Could you edit the records from the line with "enumerate 35 of" up to and including the line with "detail-label: Solar radiation", swapping "compass-label" for "heading-label" and keeping everything else unchanged? Leave the pictures out of your answer.

━━━━━ INPUT ROWS

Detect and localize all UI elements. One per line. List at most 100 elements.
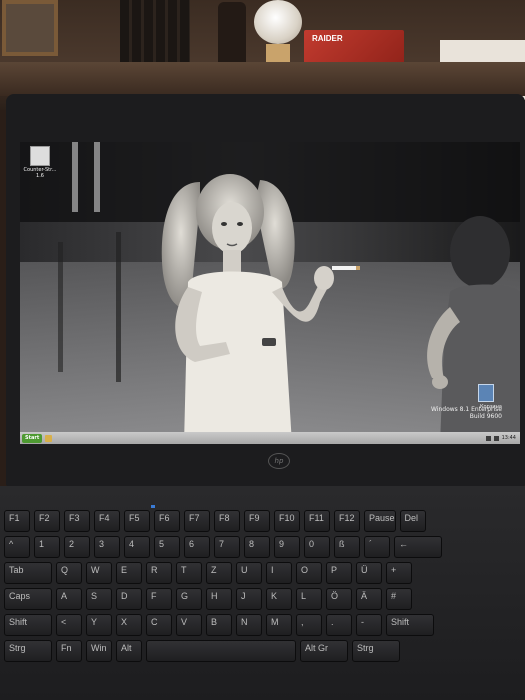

━━━━━━━━━━
━━━━━ INPUT ROWS

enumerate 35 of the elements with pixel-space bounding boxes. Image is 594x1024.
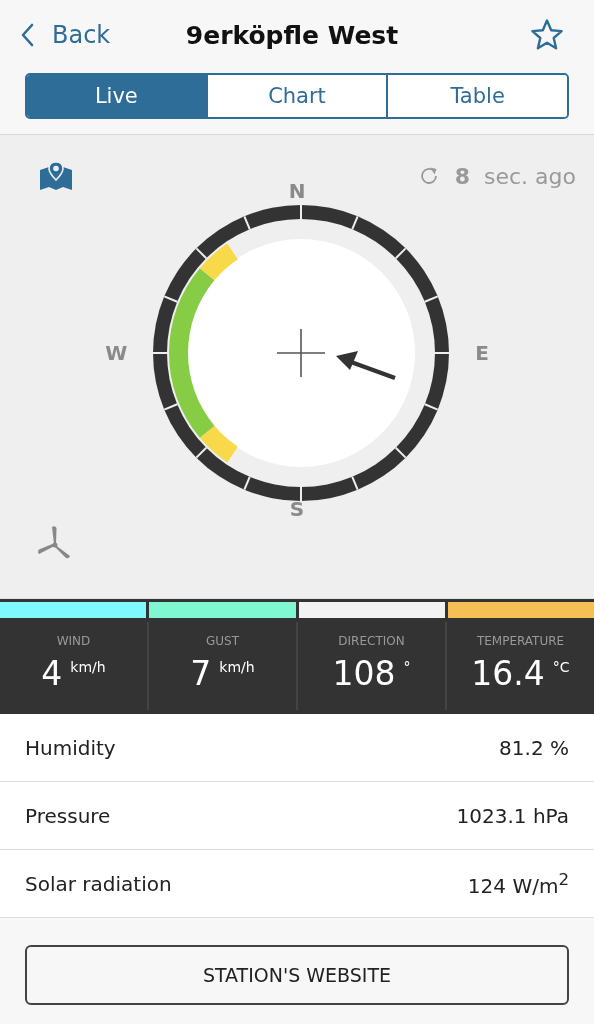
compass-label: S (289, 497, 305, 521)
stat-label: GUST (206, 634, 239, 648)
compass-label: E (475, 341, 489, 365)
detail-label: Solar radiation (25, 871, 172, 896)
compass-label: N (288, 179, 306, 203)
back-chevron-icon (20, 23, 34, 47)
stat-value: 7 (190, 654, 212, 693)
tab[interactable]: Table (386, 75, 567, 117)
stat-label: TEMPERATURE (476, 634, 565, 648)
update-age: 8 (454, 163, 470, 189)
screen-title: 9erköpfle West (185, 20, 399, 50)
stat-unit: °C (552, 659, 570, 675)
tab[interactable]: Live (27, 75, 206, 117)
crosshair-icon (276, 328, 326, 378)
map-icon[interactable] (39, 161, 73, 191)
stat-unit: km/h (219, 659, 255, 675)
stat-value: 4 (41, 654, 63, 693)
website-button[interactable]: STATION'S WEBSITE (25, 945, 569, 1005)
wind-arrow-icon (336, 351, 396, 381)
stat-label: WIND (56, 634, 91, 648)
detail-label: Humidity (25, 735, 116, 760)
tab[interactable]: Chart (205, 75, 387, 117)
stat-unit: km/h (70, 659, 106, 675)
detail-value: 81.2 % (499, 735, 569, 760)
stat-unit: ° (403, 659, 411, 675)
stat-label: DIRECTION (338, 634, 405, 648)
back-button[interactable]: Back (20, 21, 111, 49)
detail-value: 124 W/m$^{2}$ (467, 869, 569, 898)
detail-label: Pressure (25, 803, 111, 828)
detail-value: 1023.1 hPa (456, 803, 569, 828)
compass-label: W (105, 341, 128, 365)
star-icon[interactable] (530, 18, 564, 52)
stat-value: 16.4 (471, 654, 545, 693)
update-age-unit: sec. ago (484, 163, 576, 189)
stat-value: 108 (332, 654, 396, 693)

━━━━━━━━━━

## [ANSWER TO THE TASK]
enumerate 35 of the elements with pixel-space bounding boxes. Image is 594x1024.
heading-label: S (289, 497, 305, 521)
stat-label: GUST (206, 634, 239, 648)
heading-label: E (475, 341, 489, 365)
detail-label: Solar radiation (25, 871, 172, 896)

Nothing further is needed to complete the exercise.